→ REQUIREMENTS: Single out each line with the word "this" and copy it.

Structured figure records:

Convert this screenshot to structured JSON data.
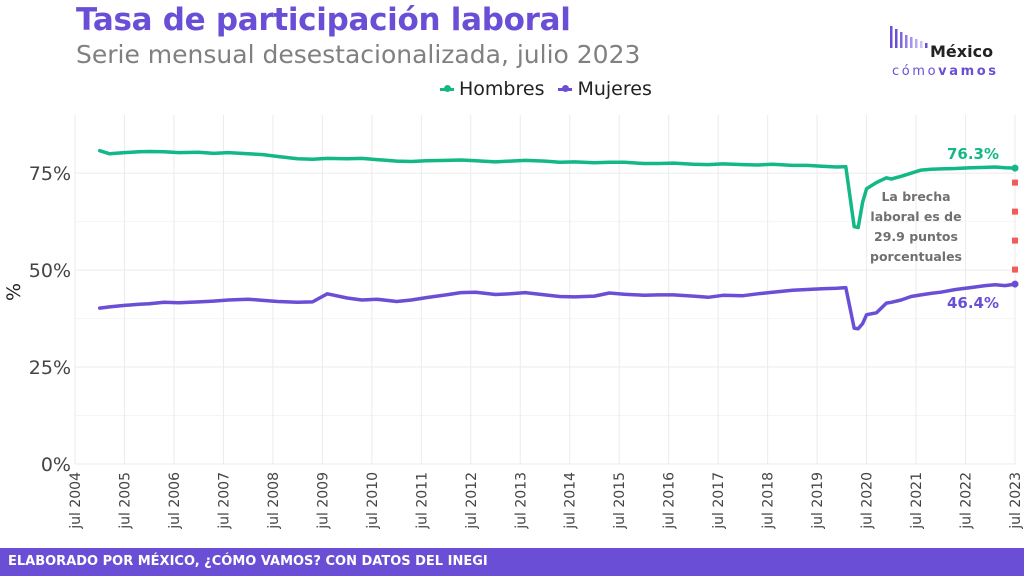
{
  "header": {
    "title": "Tasa de participación laboral",
    "subtitle": "Serie mensual desestacionalizada, julio 2023"
  },
  "logo": {
    "name": "México",
    "tagline_a": "cómo",
    "tagline_b": "vamos"
  },
  "footer": {
    "text": "ELABORADO POR MÉXICO, ¿CÓMO VAMOS? CON DATOS DEL INEGI"
  },
  "colors": {
    "hombres": "#13b886",
    "mujeres": "#6a4fd6",
    "gap_marker": "#f15b5b",
    "grid": "#ebebeb",
    "annotation_text": "#707070"
  },
  "chart_data": {
    "type": "line",
    "title": "Tasa de participación laboral",
    "ylabel": "%",
    "ylim": [
      0,
      90
    ],
    "yticks": [
      0,
      25,
      50,
      75
    ],
    "ytick_labels": [
      "0%",
      "25%",
      "50%",
      "75%"
    ],
    "xlim": [
      2004.5,
      2023.5
    ],
    "xticks": [
      2004.5,
      2005.5,
      2006.5,
      2007.5,
      2008.5,
      2009.5,
      2010.5,
      2011.5,
      2012.5,
      2013.5,
      2014.5,
      2015.5,
      2016.5,
      2017.5,
      2018.5,
      2019.5,
      2020.5,
      2021.5,
      2022.5,
      2023.5
    ],
    "xtick_labels": [
      "jul 2004",
      "jul 2005",
      "jul 2006",
      "jul 2007",
      "jul 2008",
      "jul 2009",
      "jul 2010",
      "jul 2011",
      "jul 2012",
      "jul 2013",
      "jul 2014",
      "jul 2015",
      "jul 2016",
      "jul 2017",
      "jul 2018",
      "jul 2019",
      "jul 2020",
      "jul 2021",
      "jul 2022",
      "jul 2023"
    ],
    "grid": true,
    "legend_position": "top",
    "series": [
      {
        "name": "Hombres",
        "points": [
          [
            2005.0,
            80.8
          ],
          [
            2005.2,
            80.0
          ],
          [
            2005.5,
            80.3
          ],
          [
            2005.8,
            80.5
          ],
          [
            2006.0,
            80.6
          ],
          [
            2006.3,
            80.5
          ],
          [
            2006.6,
            80.3
          ],
          [
            2007.0,
            80.4
          ],
          [
            2007.3,
            80.1
          ],
          [
            2007.6,
            80.3
          ],
          [
            2008.0,
            80.0
          ],
          [
            2008.3,
            79.8
          ],
          [
            2008.6,
            79.3
          ],
          [
            2009.0,
            78.7
          ],
          [
            2009.3,
            78.6
          ],
          [
            2009.6,
            78.8
          ],
          [
            2010.0,
            78.7
          ],
          [
            2010.3,
            78.8
          ],
          [
            2010.6,
            78.5
          ],
          [
            2011.0,
            78.1
          ],
          [
            2011.3,
            78.0
          ],
          [
            2011.6,
            78.2
          ],
          [
            2012.0,
            78.3
          ],
          [
            2012.3,
            78.4
          ],
          [
            2012.6,
            78.2
          ],
          [
            2013.0,
            77.9
          ],
          [
            2013.3,
            78.1
          ],
          [
            2013.6,
            78.3
          ],
          [
            2014.0,
            78.1
          ],
          [
            2014.3,
            77.8
          ],
          [
            2014.6,
            77.9
          ],
          [
            2015.0,
            77.7
          ],
          [
            2015.3,
            77.8
          ],
          [
            2015.6,
            77.8
          ],
          [
            2016.0,
            77.5
          ],
          [
            2016.3,
            77.5
          ],
          [
            2016.6,
            77.6
          ],
          [
            2017.0,
            77.3
          ],
          [
            2017.3,
            77.2
          ],
          [
            2017.6,
            77.4
          ],
          [
            2018.0,
            77.2
          ],
          [
            2018.3,
            77.1
          ],
          [
            2018.6,
            77.3
          ],
          [
            2019.0,
            77.0
          ],
          [
            2019.3,
            77.0
          ],
          [
            2019.6,
            76.8
          ],
          [
            2019.9,
            76.6
          ],
          [
            2020.08,
            76.7
          ],
          [
            2020.25,
            61.2
          ],
          [
            2020.33,
            61.0
          ],
          [
            2020.42,
            67.5
          ],
          [
            2020.5,
            71.0
          ],
          [
            2020.7,
            72.6
          ],
          [
            2020.9,
            73.8
          ],
          [
            2021.0,
            73.5
          ],
          [
            2021.2,
            74.2
          ],
          [
            2021.4,
            75.0
          ],
          [
            2021.6,
            75.8
          ],
          [
            2021.8,
            76.0
          ],
          [
            2022.0,
            76.1
          ],
          [
            2022.3,
            76.2
          ],
          [
            2022.6,
            76.4
          ],
          [
            2022.9,
            76.5
          ],
          [
            2023.1,
            76.6
          ],
          [
            2023.3,
            76.4
          ],
          [
            2023.5,
            76.3
          ]
        ]
      },
      {
        "name": "Mujeres",
        "points": [
          [
            2005.0,
            40.2
          ],
          [
            2005.2,
            40.5
          ],
          [
            2005.5,
            40.9
          ],
          [
            2005.8,
            41.2
          ],
          [
            2006.0,
            41.3
          ],
          [
            2006.3,
            41.7
          ],
          [
            2006.6,
            41.6
          ],
          [
            2007.0,
            41.8
          ],
          [
            2007.3,
            42.0
          ],
          [
            2007.6,
            42.3
          ],
          [
            2008.0,
            42.5
          ],
          [
            2008.3,
            42.2
          ],
          [
            2008.6,
            41.9
          ],
          [
            2009.0,
            41.7
          ],
          [
            2009.3,
            41.8
          ],
          [
            2009.6,
            43.9
          ],
          [
            2010.0,
            42.8
          ],
          [
            2010.3,
            42.3
          ],
          [
            2010.6,
            42.5
          ],
          [
            2011.0,
            41.9
          ],
          [
            2011.3,
            42.3
          ],
          [
            2011.6,
            42.9
          ],
          [
            2012.0,
            43.6
          ],
          [
            2012.3,
            44.2
          ],
          [
            2012.6,
            44.3
          ],
          [
            2013.0,
            43.7
          ],
          [
            2013.3,
            43.9
          ],
          [
            2013.6,
            44.2
          ],
          [
            2014.0,
            43.6
          ],
          [
            2014.3,
            43.2
          ],
          [
            2014.6,
            43.1
          ],
          [
            2015.0,
            43.3
          ],
          [
            2015.3,
            44.1
          ],
          [
            2015.6,
            43.8
          ],
          [
            2016.0,
            43.5
          ],
          [
            2016.3,
            43.6
          ],
          [
            2016.6,
            43.6
          ],
          [
            2017.0,
            43.3
          ],
          [
            2017.3,
            43.0
          ],
          [
            2017.6,
            43.5
          ],
          [
            2018.0,
            43.4
          ],
          [
            2018.3,
            43.9
          ],
          [
            2018.6,
            44.3
          ],
          [
            2019.0,
            44.8
          ],
          [
            2019.3,
            45.0
          ],
          [
            2019.6,
            45.2
          ],
          [
            2019.9,
            45.3
          ],
          [
            2020.08,
            45.5
          ],
          [
            2020.25,
            35.0
          ],
          [
            2020.33,
            34.9
          ],
          [
            2020.42,
            36.2
          ],
          [
            2020.5,
            38.5
          ],
          [
            2020.7,
            39.0
          ],
          [
            2020.9,
            41.5
          ],
          [
            2021.0,
            41.7
          ],
          [
            2021.2,
            42.3
          ],
          [
            2021.4,
            43.2
          ],
          [
            2021.6,
            43.6
          ],
          [
            2021.8,
            44.0
          ],
          [
            2022.0,
            44.3
          ],
          [
            2022.3,
            45.0
          ],
          [
            2022.6,
            45.5
          ],
          [
            2022.9,
            46.0
          ],
          [
            2023.1,
            46.2
          ],
          [
            2023.3,
            46.0
          ],
          [
            2023.5,
            46.4
          ]
        ]
      }
    ],
    "end_labels": {
      "hombres": "76.3%",
      "mujeres": "46.4%"
    },
    "gap_annotation": {
      "lines": [
        "La brecha",
        "laboral es de",
        "29.9 puntos",
        "porcentuales"
      ]
    }
  }
}
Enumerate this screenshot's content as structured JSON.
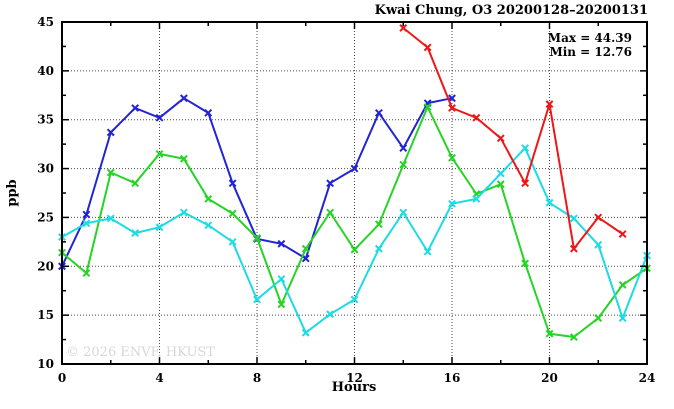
{
  "chart_data": {
    "type": "line",
    "title": "Kwai Chung, O3 20200128–20200131",
    "xlabel": "Hours",
    "ylabel": "ppb",
    "xlim": [
      0,
      24
    ],
    "ylim": [
      10,
      45
    ],
    "x_major_ticks": [
      0,
      4,
      8,
      12,
      16,
      20,
      24
    ],
    "x_minor_step": 2,
    "y_major_ticks": [
      10,
      15,
      20,
      25,
      30,
      35,
      40,
      45
    ],
    "y_minor_step": 2.5,
    "grid": "dotted-at-major-ticks",
    "legend_position": "none",
    "annotations": {
      "max_label": "Max = 44.39",
      "min_label": "Min = 12.76"
    },
    "watermark": "© 2026 ENVF, HKUST",
    "series": [
      {
        "name": "blue-line",
        "color": "#2323d6",
        "marker": "x",
        "points": [
          [
            0,
            20.0
          ],
          [
            1,
            25.3
          ],
          [
            2,
            33.7
          ],
          [
            3,
            36.2
          ],
          [
            4,
            35.2
          ],
          [
            5,
            37.2
          ],
          [
            6,
            35.7
          ],
          [
            7,
            28.5
          ],
          [
            8,
            22.8
          ],
          [
            9,
            22.3
          ],
          [
            10,
            20.8
          ],
          [
            11,
            28.5
          ],
          [
            12,
            30.0
          ],
          [
            13,
            35.7
          ],
          [
            14,
            32.1
          ],
          [
            15,
            36.7
          ],
          [
            16,
            37.2
          ]
        ]
      },
      {
        "name": "green-line",
        "color": "#25d425",
        "marker": "x",
        "points": [
          [
            0,
            21.4
          ],
          [
            1,
            19.3
          ],
          [
            2,
            29.6
          ],
          [
            3,
            28.5
          ],
          [
            4,
            31.5
          ],
          [
            5,
            31.0
          ],
          [
            6,
            26.9
          ],
          [
            7,
            25.4
          ],
          [
            8,
            22.9
          ],
          [
            9,
            16.1
          ],
          [
            10,
            21.8
          ],
          [
            11,
            25.5
          ],
          [
            12,
            21.7
          ],
          [
            13,
            24.3
          ],
          [
            14,
            30.4
          ],
          [
            15,
            36.3
          ],
          [
            16,
            31.1
          ],
          [
            17,
            27.4
          ],
          [
            18,
            28.4
          ],
          [
            19,
            20.3
          ],
          [
            20,
            13.1
          ],
          [
            21,
            12.76
          ],
          [
            22,
            14.7
          ],
          [
            23,
            18.1
          ],
          [
            24,
            19.8
          ]
        ]
      },
      {
        "name": "cyan-line",
        "color": "#1cdbe3",
        "marker": "x",
        "points": [
          [
            0,
            23.0
          ],
          [
            1,
            24.4
          ],
          [
            2,
            24.9
          ],
          [
            3,
            23.4
          ],
          [
            4,
            24.0
          ],
          [
            5,
            25.5
          ],
          [
            6,
            24.2
          ],
          [
            7,
            22.5
          ],
          [
            8,
            16.6
          ],
          [
            9,
            18.7
          ],
          [
            10,
            13.2
          ],
          [
            11,
            15.1
          ],
          [
            12,
            16.6
          ],
          [
            13,
            21.8
          ],
          [
            14,
            25.5
          ],
          [
            15,
            21.5
          ],
          [
            16,
            26.4
          ],
          [
            17,
            26.9
          ],
          [
            18,
            29.5
          ],
          [
            19,
            32.1
          ],
          [
            20,
            26.5
          ],
          [
            21,
            24.9
          ],
          [
            22,
            22.2
          ],
          [
            23,
            14.7
          ],
          [
            24,
            21.1
          ]
        ]
      },
      {
        "name": "red-line",
        "color": "#ee1616",
        "marker": "x",
        "points": [
          [
            14,
            44.39
          ],
          [
            15,
            42.4
          ],
          [
            16,
            36.2
          ],
          [
            17,
            35.2
          ],
          [
            18,
            33.1
          ],
          [
            19,
            28.5
          ],
          [
            20,
            36.6
          ],
          [
            21,
            21.8
          ],
          [
            22,
            25.0
          ],
          [
            23,
            23.3
          ]
        ]
      }
    ]
  }
}
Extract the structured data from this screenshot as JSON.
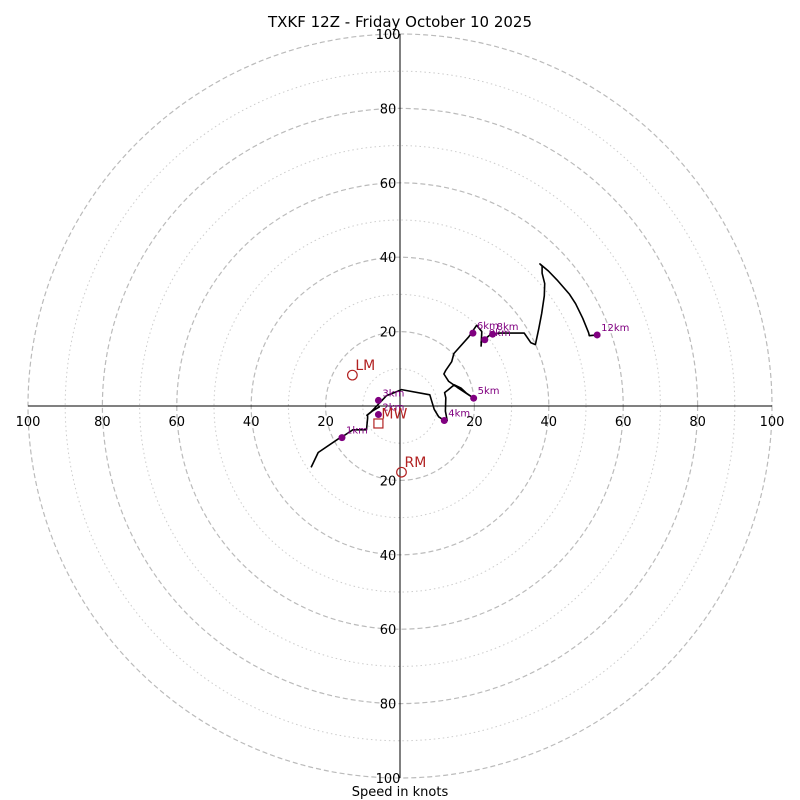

→ IN RESPONSE:
Convert this screenshot to structured JSON data.
Enumerate this screenshot's content as structured JSON.
Extract the structured data from this screenshot as JSON.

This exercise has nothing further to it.